INSTRUCTION: Copy out the data below verbatim.

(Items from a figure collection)
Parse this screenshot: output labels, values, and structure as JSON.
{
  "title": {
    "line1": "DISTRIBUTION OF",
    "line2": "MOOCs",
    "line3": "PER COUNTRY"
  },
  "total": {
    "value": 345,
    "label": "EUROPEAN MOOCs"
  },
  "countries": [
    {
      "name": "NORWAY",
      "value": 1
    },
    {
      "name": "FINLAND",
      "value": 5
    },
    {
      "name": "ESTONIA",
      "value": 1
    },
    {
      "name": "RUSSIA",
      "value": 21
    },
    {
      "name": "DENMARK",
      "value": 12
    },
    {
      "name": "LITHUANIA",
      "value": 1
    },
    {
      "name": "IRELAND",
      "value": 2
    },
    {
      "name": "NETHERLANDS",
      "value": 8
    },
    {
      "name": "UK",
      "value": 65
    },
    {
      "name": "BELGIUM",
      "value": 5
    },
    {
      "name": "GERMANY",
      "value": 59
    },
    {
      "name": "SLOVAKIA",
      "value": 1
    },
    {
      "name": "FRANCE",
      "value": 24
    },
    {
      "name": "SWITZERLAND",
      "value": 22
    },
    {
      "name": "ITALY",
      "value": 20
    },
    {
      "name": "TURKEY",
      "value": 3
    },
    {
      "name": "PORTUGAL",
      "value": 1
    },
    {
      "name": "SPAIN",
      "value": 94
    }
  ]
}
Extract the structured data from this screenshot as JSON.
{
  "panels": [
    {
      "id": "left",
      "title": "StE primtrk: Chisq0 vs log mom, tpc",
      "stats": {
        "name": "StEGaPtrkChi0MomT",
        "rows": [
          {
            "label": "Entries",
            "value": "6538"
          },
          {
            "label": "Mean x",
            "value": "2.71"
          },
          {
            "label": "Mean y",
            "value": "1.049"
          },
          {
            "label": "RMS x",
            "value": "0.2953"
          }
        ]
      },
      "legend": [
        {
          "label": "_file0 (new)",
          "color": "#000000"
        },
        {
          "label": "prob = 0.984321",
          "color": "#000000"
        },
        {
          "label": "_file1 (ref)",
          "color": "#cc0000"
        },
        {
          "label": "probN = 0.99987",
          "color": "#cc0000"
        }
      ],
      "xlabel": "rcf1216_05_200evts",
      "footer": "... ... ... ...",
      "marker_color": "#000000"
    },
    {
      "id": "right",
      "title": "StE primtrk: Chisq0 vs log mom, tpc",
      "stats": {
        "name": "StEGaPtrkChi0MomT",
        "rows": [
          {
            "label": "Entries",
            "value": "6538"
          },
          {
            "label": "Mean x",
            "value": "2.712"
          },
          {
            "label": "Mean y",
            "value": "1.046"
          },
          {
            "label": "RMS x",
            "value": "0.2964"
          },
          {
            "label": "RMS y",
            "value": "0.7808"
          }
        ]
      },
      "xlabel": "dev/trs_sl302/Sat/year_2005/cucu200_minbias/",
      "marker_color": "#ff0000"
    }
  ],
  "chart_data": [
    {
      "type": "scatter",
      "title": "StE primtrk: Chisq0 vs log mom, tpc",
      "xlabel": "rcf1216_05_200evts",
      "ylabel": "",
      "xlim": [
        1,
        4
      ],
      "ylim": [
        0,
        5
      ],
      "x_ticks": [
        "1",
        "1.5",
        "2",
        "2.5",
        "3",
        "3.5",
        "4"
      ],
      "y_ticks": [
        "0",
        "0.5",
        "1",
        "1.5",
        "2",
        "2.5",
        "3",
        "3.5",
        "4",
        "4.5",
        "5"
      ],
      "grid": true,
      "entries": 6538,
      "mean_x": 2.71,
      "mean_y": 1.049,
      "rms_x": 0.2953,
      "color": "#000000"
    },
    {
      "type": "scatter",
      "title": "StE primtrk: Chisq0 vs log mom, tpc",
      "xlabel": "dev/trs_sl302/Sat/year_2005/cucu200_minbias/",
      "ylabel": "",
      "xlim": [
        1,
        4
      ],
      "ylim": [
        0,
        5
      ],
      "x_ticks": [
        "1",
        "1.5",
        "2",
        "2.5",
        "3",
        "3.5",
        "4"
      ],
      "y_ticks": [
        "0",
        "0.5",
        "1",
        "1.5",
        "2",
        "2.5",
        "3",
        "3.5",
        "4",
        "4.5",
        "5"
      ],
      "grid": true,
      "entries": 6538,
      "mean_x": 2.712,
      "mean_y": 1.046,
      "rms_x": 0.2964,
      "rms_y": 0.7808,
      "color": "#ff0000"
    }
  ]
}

SOLUTION:
Parse this screenshot: output labels, values, and structure as JSON.
{
  "title": {
    "line1": "DISTRIBUTION OF",
    "line2": "MOOCs",
    "line3": "PER COUNTRY"
  },
  "total": {
    "value": 345,
    "label": "EUROPEAN MOOCs"
  },
  "countries": [
    {
      "name": "NORWAY",
      "value": 1
    },
    {
      "name": "FINLAND",
      "value": 5
    },
    {
      "name": "ESTONIA",
      "value": 1
    },
    {
      "name": "RUSSIA",
      "value": 21
    },
    {
      "name": "DENMARK",
      "value": 12
    },
    {
      "name": "LITHUANIA",
      "value": 1
    },
    {
      "name": "IRELAND",
      "value": 2
    },
    {
      "name": "NETHERLANDS",
      "value": 8
    },
    {
      "name": "UK",
      "value": 65
    },
    {
      "name": "BELGIUM",
      "value": 5
    },
    {
      "name": "GERMANY",
      "value": 59
    },
    {
      "name": "SLOVAKIA",
      "value": 1
    },
    {
      "name": "FRANCE",
      "value": 24
    },
    {
      "name": "SWITZERLAND",
      "value": 22
    },
    {
      "name": "ITALY",
      "value": 20
    },
    {
      "name": "TURKEY",
      "value": 3
    },
    {
      "name": "PORTUGAL",
      "value": 1
    },
    {
      "name": "SPAIN",
      "value": 94
    }
  ]
}
Extract the structured data from this screenshot as JSON.
{
  "panels": [
    {
      "id": "left",
      "title": "StE primtrk: Chisq0 vs log mom, tpc",
      "stats": {
        "name": "StEGaPtrkChi0MomT",
        "rows": [
          {
            "label": "Entries",
            "value": "6538"
          },
          {
            "label": "Mean x",
            "value": "2.71"
          },
          {
            "label": "Mean y",
            "value": "1.049"
          },
          {
            "label": "RMS x",
            "value": "0.2953"
          }
        ]
      },
      "legend": [
        {
          "label": "_file0 (new)",
          "color": "#000000"
        },
        {
          "label": "prob = 0.984321",
          "color": "#000000"
        },
        {
          "label": "_file1 (ref)",
          "color": "#cc0000"
        },
        {
          "label": "probN = 0.99987",
          "color": "#cc0000"
        }
      ],
      "xlabel": "rcf1216_05_200evts",
      "footer": "... ... ... ...",
      "marker_color": "#000000"
    },
    {
      "id": "right",
      "title": "StE primtrk: Chisq0 vs log mom, tpc",
      "stats": {
        "name": "StEGaPtrkChi0MomT",
        "rows": [
          {
            "label": "Entries",
            "value": "6538"
          },
          {
            "label": "Mean x",
            "value": "2.712"
          },
          {
            "label": "Mean y",
            "value": "1.046"
          },
          {
            "label": "RMS x",
            "value": "0.2964"
          },
          {
            "label": "RMS y",
            "value": "0.7808"
          }
        ]
      },
      "xlabel": "dev/trs_sl302/Sat/year_2005/cucu200_minbias/",
      "marker_color": "#ff0000"
    }
  ],
  "chart_data": [
    {
      "type": "scatter",
      "title": "StE primtrk: Chisq0 vs log mom, tpc",
      "xlabel": "rcf1216_05_200evts",
      "ylabel": "",
      "xlim": [
        1,
        4
      ],
      "ylim": [
        0,
        5
      ],
      "x_ticks": [
        "1",
        "1.5",
        "2",
        "2.5",
        "3",
        "3.5",
        "4"
      ],
      "y_ticks": [
        "0",
        "0.5",
        "1",
        "1.5",
        "2",
        "2.5",
        "3",
        "3.5",
        "4",
        "4.5",
        "5"
      ],
      "grid": true,
      "entries": 6538,
      "mean_x": 2.71,
      "mean_y": 1.049,
      "rms_x": 0.2953,
      "color": "#000000"
    },
    {
      "type": "scatter",
      "title": "StE primtrk: Chisq0 vs log mom, tpc",
      "xlabel": "dev/trs_sl302/Sat/year_2005/cucu200_minbias/",
      "ylabel": "",
      "xlim": [
        1,
        4
      ],
      "ylim": [
        0,
        5
      ],
      "x_ticks": [
        "1",
        "1.5",
        "2",
        "2.5",
        "3",
        "3.5",
        "4"
      ],
      "y_ticks": [
        "0",
        "0.5",
        "1",
        "1.5",
        "2",
        "2.5",
        "3",
        "3.5",
        "4",
        "4.5",
        "5"
      ],
      "grid": true,
      "entries": 6538,
      "mean_x": 2.712,
      "mean_y": 1.046,
      "rms_x": 0.2964,
      "rms_y": 0.7808,
      "color": "#ff0000"
    }
  ]
}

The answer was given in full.